» Aim
Select the lines that contain "Матеріалознавство" and copy each of them.

— START Dataset records —

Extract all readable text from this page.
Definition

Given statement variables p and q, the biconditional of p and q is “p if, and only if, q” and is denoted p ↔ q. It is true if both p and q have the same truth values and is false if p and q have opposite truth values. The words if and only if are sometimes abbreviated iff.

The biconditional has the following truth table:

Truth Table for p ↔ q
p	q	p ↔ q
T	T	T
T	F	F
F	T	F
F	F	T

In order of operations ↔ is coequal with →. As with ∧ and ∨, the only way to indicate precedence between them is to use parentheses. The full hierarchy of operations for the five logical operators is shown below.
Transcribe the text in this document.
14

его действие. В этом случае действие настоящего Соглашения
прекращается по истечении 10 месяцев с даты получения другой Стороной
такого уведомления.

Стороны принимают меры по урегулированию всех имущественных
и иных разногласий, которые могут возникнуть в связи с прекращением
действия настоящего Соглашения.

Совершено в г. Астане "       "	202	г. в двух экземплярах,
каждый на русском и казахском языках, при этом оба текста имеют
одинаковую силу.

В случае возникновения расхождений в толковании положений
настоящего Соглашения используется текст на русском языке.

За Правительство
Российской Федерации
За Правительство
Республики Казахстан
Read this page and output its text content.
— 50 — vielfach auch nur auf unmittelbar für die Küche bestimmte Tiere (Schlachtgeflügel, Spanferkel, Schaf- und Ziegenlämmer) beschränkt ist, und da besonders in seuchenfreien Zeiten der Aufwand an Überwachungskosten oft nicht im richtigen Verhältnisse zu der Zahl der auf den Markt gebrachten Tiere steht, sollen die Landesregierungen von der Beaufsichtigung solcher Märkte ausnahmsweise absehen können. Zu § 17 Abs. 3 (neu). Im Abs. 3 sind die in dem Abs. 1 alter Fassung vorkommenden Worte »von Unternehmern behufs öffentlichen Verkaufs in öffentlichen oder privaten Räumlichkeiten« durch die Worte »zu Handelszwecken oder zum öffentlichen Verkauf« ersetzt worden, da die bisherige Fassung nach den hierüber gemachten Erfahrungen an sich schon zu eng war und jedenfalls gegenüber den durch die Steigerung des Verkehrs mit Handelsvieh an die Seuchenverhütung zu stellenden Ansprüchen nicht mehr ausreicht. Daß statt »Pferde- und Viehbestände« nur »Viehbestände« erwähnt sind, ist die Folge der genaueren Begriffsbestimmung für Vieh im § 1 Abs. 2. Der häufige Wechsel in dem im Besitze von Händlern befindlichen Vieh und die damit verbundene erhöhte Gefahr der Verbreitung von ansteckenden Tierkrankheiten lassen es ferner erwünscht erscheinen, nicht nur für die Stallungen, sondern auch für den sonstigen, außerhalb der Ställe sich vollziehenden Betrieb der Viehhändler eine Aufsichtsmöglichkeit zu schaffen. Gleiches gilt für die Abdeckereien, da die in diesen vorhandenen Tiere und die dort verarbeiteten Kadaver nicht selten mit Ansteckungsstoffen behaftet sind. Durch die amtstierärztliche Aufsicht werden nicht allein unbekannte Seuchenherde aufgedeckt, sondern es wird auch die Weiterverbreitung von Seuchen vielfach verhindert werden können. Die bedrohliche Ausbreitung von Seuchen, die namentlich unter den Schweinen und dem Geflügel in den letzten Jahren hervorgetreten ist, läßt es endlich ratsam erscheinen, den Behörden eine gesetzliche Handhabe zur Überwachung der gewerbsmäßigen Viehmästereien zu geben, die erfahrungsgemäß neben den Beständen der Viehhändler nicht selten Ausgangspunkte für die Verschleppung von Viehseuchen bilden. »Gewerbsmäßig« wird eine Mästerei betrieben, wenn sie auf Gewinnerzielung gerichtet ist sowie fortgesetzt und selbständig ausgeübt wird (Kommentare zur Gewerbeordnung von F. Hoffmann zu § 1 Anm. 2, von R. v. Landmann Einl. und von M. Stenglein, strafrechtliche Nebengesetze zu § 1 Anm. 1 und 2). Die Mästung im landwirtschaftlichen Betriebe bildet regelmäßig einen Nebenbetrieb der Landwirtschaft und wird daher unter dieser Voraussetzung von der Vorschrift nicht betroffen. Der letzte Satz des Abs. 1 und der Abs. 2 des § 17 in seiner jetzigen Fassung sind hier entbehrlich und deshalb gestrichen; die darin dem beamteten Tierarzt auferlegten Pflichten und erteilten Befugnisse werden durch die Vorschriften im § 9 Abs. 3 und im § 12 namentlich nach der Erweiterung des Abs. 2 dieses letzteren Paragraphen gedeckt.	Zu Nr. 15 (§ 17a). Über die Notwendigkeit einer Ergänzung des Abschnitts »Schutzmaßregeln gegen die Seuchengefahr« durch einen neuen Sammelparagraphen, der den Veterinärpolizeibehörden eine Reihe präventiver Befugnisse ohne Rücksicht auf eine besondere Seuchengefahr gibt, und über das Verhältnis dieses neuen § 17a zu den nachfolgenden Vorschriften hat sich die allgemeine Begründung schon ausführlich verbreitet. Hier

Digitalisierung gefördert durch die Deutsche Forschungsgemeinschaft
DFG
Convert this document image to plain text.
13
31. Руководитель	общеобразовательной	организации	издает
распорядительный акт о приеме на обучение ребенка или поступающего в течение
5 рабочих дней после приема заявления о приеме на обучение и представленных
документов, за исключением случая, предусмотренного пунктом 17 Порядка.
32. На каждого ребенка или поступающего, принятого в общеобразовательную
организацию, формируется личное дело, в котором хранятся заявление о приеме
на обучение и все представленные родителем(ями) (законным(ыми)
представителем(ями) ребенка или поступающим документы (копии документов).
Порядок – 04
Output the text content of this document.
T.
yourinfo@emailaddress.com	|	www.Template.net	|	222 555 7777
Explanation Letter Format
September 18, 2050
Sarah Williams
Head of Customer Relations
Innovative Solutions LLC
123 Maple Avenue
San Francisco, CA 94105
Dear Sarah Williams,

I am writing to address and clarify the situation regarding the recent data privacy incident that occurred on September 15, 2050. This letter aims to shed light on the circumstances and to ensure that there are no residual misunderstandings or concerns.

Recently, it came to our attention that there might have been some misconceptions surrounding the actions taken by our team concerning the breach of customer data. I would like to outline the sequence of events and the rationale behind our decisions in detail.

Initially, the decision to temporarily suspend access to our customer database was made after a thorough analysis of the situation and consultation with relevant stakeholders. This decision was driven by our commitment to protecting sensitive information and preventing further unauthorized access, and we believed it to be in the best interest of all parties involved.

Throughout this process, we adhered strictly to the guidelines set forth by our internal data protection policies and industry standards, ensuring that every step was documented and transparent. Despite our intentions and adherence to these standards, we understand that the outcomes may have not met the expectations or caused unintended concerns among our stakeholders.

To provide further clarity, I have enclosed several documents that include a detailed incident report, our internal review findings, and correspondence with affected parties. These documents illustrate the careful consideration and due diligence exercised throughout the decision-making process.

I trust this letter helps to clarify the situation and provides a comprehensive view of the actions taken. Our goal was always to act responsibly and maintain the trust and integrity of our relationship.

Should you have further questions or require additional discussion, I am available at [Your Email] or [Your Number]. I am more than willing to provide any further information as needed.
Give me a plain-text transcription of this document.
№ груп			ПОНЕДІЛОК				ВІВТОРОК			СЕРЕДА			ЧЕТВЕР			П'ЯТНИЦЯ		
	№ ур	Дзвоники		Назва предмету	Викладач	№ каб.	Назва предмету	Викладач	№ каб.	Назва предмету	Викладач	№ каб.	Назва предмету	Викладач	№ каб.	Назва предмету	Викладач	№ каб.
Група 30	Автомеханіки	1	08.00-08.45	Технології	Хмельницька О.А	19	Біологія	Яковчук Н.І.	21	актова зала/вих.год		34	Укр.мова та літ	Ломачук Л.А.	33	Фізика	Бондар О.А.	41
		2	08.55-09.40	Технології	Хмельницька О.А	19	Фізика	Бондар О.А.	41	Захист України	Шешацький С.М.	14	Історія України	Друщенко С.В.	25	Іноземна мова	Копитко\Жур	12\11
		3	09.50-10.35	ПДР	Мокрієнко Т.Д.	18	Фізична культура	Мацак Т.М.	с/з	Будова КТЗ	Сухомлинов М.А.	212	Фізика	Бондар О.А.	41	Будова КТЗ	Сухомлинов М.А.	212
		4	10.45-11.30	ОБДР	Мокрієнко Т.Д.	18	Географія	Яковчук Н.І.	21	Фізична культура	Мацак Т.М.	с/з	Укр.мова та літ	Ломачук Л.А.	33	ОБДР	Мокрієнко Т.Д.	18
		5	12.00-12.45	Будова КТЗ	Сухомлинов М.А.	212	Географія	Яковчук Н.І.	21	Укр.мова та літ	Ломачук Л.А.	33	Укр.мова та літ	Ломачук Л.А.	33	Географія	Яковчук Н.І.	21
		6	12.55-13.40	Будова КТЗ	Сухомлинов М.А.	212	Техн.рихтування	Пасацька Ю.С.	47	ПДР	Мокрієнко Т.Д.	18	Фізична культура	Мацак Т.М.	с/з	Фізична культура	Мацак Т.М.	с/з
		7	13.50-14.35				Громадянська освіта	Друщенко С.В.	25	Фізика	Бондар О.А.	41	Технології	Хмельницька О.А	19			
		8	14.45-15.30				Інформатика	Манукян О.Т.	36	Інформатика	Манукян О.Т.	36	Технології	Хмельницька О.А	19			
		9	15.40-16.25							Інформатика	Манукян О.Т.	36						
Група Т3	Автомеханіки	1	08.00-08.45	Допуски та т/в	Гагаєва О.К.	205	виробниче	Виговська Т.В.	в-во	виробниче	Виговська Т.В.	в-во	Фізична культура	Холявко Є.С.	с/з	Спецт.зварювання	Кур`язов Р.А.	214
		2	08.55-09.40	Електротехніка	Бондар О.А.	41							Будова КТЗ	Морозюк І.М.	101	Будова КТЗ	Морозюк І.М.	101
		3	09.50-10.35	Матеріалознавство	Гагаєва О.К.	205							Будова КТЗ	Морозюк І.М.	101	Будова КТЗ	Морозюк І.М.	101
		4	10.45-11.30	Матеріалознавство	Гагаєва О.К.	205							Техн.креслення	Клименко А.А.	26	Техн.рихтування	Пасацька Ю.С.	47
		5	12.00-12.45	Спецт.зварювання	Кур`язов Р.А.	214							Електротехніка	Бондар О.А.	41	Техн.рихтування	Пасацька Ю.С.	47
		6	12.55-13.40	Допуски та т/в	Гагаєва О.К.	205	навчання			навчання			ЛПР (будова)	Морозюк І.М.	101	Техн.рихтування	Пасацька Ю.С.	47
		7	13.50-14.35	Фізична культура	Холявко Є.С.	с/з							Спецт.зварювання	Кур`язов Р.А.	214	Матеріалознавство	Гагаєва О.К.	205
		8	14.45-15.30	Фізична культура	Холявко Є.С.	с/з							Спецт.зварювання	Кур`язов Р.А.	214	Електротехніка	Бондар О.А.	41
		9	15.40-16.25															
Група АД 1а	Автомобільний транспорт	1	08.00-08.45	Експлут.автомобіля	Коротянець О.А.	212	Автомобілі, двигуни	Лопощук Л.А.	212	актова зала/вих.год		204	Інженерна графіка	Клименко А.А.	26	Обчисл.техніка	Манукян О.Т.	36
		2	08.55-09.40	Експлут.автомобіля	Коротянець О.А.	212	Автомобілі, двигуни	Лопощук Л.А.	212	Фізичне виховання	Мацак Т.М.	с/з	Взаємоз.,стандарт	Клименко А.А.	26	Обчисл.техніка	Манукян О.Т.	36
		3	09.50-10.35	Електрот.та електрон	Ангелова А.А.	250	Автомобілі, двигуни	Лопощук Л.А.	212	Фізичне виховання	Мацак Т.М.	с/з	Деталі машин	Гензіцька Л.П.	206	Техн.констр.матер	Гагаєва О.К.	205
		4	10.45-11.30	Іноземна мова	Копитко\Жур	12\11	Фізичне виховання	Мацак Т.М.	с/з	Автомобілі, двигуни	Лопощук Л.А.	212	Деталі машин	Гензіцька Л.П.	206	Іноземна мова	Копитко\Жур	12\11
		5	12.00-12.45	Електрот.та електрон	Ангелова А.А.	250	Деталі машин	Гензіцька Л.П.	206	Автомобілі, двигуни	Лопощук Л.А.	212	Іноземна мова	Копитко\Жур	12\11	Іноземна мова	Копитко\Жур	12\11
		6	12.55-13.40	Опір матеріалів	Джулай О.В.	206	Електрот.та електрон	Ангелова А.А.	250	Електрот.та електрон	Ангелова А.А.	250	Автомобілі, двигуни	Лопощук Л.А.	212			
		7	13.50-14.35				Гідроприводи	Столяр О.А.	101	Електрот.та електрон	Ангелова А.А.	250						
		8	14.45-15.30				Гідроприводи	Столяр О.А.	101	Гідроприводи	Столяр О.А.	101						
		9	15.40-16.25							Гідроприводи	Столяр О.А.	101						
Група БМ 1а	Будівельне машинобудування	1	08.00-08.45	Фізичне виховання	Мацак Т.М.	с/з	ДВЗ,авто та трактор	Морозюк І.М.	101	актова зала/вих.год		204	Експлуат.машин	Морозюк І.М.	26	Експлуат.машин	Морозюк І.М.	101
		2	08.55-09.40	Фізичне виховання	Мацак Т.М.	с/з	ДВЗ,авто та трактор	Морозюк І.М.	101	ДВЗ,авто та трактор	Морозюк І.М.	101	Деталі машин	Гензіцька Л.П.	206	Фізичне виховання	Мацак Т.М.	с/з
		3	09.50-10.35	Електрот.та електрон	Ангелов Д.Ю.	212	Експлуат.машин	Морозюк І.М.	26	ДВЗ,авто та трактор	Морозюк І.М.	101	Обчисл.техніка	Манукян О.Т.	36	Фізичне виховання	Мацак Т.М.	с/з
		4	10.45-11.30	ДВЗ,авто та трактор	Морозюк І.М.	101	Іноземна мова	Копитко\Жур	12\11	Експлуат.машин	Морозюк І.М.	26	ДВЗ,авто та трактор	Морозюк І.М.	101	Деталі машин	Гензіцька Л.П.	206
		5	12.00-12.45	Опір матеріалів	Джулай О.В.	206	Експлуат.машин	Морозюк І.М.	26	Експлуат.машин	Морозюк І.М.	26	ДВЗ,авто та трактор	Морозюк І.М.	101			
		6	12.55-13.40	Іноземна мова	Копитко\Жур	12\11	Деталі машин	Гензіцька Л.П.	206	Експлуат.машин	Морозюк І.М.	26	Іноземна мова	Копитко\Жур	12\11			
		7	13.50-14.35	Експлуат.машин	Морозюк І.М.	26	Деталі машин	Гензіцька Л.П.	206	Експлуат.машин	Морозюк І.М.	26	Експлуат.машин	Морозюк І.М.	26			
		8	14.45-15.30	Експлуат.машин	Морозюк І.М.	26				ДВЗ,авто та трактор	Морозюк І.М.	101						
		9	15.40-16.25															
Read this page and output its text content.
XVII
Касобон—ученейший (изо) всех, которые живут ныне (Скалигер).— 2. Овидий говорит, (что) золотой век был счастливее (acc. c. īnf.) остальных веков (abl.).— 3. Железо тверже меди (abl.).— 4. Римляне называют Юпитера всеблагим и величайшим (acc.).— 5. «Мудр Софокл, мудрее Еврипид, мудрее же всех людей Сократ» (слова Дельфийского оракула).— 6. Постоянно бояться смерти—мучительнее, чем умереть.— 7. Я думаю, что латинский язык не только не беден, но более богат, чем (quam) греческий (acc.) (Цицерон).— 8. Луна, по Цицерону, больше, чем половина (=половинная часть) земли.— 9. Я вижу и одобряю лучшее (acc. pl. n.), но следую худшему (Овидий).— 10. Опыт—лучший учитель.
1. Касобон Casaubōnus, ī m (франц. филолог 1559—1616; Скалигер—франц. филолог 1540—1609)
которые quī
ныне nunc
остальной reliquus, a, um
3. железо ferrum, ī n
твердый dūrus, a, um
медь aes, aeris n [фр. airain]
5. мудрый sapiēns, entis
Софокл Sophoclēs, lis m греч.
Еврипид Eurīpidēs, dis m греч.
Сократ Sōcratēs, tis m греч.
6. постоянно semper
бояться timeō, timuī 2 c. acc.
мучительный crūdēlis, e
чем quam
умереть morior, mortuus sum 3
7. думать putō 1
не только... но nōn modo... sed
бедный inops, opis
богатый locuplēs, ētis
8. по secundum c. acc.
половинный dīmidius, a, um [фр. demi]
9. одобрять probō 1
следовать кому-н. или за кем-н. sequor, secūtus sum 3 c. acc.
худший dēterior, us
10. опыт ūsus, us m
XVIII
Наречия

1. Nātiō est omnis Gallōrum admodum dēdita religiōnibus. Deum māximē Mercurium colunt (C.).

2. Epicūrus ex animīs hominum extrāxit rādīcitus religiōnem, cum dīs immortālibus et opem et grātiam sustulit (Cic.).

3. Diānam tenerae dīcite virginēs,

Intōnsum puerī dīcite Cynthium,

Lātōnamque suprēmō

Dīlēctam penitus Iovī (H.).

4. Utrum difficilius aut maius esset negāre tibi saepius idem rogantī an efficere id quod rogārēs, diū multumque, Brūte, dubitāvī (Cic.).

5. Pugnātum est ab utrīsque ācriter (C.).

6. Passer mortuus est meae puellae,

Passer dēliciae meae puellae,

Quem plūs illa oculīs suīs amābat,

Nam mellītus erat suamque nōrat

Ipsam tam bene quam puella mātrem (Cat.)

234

— END Dataset records —

» Output below
		3	09.50-10.35	Матеріалознавство	Гагаєва О.К.	205							Будова КТЗ	Морозюк І.М.	101	Будова КТЗ	Морозюк І.М.	101
		4	10.45-11.30	Матеріалознавство	Гагаєва О.К.	205							Техн.креслення	Клименко А.А.	26	Техн.рихтування	Пасацька Ю.С.	47
		7	13.50-14.35	Фізична культура	Холявко Є.С.	с/з							Спецт.зварювання	Кур`язов Р.А.	214	Матеріалознавство	Гагаєва О.К.	205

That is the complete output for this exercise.